— begin Data excerpts —

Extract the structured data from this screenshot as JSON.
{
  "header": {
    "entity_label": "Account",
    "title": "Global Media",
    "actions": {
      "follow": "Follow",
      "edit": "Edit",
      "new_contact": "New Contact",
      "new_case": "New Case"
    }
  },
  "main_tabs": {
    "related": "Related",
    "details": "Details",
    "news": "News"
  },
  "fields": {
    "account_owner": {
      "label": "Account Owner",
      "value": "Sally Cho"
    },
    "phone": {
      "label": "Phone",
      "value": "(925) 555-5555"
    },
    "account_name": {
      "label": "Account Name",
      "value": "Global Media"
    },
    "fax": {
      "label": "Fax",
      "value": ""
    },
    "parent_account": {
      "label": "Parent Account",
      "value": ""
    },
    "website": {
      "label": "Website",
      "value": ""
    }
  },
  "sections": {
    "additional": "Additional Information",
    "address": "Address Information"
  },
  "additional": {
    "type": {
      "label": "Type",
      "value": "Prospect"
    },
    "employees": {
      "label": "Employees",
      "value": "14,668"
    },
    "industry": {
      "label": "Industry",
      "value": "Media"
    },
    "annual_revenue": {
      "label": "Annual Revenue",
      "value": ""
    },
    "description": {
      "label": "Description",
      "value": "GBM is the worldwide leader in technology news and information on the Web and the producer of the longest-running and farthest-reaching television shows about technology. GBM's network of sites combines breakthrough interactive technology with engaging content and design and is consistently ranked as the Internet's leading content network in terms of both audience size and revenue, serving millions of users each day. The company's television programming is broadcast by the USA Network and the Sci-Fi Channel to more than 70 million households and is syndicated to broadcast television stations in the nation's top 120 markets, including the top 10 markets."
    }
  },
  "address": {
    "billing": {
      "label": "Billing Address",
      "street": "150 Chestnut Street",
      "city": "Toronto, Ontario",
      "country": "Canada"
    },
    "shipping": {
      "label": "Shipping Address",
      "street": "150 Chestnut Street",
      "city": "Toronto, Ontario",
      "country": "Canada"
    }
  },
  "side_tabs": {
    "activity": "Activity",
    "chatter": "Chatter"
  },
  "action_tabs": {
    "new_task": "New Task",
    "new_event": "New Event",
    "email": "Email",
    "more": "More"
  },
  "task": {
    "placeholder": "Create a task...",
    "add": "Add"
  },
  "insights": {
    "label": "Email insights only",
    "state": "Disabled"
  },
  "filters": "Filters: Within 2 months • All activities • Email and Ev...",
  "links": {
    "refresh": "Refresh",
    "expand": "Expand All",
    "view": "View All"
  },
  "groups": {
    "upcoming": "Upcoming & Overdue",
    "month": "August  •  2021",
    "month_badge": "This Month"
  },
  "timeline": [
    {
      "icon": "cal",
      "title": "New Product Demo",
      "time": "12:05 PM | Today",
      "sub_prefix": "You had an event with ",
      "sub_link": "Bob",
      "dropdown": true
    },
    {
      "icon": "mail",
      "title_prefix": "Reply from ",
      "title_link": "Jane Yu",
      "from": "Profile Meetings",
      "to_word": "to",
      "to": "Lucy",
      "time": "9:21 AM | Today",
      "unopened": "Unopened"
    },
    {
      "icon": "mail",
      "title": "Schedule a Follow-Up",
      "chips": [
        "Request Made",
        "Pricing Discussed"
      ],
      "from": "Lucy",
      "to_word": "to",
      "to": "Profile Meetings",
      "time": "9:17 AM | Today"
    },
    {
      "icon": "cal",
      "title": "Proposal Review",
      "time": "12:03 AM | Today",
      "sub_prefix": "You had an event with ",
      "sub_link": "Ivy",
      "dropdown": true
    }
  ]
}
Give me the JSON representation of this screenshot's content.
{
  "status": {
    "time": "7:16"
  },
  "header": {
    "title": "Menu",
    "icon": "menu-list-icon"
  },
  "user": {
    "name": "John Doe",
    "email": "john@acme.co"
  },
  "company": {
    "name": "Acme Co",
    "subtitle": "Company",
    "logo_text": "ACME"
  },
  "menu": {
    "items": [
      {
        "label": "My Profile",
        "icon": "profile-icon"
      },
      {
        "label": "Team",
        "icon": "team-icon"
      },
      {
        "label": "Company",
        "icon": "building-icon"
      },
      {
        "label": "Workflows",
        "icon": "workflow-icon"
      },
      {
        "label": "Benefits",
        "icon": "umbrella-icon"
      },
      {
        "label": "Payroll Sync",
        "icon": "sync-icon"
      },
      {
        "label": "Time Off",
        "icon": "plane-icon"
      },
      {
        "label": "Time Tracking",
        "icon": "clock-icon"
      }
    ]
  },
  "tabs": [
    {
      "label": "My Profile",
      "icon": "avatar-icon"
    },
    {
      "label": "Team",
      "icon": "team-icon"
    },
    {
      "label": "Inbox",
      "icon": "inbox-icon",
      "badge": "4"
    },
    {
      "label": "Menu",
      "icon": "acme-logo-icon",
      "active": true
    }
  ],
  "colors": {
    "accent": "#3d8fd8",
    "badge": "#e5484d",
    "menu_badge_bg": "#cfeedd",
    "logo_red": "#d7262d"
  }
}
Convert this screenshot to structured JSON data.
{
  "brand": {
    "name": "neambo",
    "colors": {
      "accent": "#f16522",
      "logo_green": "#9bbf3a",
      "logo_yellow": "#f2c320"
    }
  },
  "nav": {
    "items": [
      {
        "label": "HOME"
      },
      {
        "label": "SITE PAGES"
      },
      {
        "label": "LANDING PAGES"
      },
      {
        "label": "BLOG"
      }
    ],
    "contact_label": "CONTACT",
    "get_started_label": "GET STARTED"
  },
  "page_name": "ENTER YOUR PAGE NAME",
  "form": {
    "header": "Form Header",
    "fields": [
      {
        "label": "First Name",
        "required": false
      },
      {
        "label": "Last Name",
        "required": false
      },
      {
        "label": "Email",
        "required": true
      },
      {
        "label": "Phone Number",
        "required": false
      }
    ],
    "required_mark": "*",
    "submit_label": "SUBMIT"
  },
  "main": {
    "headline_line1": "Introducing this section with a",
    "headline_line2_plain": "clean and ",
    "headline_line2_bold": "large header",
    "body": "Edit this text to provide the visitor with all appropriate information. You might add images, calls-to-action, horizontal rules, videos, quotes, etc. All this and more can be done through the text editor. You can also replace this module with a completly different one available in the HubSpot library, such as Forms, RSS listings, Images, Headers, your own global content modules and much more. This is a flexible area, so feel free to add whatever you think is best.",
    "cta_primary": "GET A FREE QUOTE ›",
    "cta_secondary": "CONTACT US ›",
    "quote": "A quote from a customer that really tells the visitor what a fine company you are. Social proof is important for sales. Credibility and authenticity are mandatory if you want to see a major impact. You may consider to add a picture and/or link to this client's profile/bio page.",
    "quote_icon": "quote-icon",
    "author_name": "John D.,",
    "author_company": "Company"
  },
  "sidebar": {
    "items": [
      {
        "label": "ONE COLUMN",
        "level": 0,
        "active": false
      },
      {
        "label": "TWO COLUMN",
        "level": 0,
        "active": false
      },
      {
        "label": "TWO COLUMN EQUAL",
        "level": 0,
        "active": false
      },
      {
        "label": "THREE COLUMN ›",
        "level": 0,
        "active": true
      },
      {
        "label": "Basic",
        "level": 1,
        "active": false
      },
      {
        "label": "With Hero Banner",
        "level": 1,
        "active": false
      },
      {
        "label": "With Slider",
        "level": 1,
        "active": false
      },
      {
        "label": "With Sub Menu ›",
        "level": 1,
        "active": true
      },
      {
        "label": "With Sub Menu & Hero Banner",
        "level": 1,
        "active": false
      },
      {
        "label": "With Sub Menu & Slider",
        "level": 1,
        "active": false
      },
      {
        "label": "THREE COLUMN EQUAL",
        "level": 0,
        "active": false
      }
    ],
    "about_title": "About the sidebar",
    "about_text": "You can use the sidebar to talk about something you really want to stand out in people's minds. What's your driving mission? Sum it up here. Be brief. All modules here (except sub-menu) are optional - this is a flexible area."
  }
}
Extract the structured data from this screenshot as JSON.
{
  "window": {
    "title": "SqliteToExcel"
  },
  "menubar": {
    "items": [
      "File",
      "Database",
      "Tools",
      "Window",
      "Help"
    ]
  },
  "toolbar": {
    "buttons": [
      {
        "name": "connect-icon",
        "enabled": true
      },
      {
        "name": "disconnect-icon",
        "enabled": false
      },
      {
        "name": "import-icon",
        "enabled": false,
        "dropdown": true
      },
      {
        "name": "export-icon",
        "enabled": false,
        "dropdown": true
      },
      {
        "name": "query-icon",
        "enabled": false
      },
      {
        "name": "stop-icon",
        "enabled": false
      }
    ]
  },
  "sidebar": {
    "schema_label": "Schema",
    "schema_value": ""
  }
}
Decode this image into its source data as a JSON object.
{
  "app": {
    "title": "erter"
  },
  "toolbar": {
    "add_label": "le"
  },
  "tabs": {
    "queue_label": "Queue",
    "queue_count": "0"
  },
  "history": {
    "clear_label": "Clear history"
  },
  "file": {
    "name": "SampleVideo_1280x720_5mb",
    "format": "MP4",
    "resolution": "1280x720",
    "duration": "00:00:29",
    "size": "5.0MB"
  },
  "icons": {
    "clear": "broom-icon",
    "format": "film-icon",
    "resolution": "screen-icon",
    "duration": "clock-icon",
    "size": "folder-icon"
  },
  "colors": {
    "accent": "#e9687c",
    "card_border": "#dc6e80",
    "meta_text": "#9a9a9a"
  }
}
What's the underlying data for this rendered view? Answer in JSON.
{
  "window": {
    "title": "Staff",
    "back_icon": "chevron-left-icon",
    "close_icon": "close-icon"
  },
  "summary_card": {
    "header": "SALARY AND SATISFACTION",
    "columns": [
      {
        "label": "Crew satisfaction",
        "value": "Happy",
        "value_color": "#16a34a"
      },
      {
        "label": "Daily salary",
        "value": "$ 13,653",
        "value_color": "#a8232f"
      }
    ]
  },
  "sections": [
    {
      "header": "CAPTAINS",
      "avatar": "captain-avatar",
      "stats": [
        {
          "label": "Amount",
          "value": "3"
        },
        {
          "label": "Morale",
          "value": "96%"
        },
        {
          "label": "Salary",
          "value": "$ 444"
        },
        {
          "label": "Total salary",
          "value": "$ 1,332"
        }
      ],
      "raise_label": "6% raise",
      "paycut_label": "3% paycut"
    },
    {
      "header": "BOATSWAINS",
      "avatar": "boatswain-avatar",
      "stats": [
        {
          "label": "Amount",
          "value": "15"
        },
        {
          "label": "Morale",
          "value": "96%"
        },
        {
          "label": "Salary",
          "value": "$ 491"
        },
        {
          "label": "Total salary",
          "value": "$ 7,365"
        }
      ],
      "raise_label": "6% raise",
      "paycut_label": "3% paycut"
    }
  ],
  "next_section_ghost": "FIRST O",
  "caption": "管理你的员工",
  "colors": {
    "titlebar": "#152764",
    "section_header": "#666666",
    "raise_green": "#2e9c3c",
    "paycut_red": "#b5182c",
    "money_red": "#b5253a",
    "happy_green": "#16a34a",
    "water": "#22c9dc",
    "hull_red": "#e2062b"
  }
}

— end Data excerpts —

▶ [Given exercise]
Among the lines of the data, identify those with the word "modules". Copy each of them.

▶ [Task solution]
    "body": "Edit this text to provide the visitor with all appropriate information. You might add images, calls-to-action, horizontal rules, videos, quotes, etc. All this and more can be done through the text editor. You can also replace this module with a completly different one available in the HubSpot library, such as Forms, RSS listings, Images, Headers, your own global content modules and much more. This is a flexible area, so feel free to add whatever you think is best.",
    "about_text": "You can use the sidebar to talk about something you really want to stand out in people's minds. What's your driving mission? Sum it up here. Be brief. All modules here (except sub-menu) are optional - this is a flexible area."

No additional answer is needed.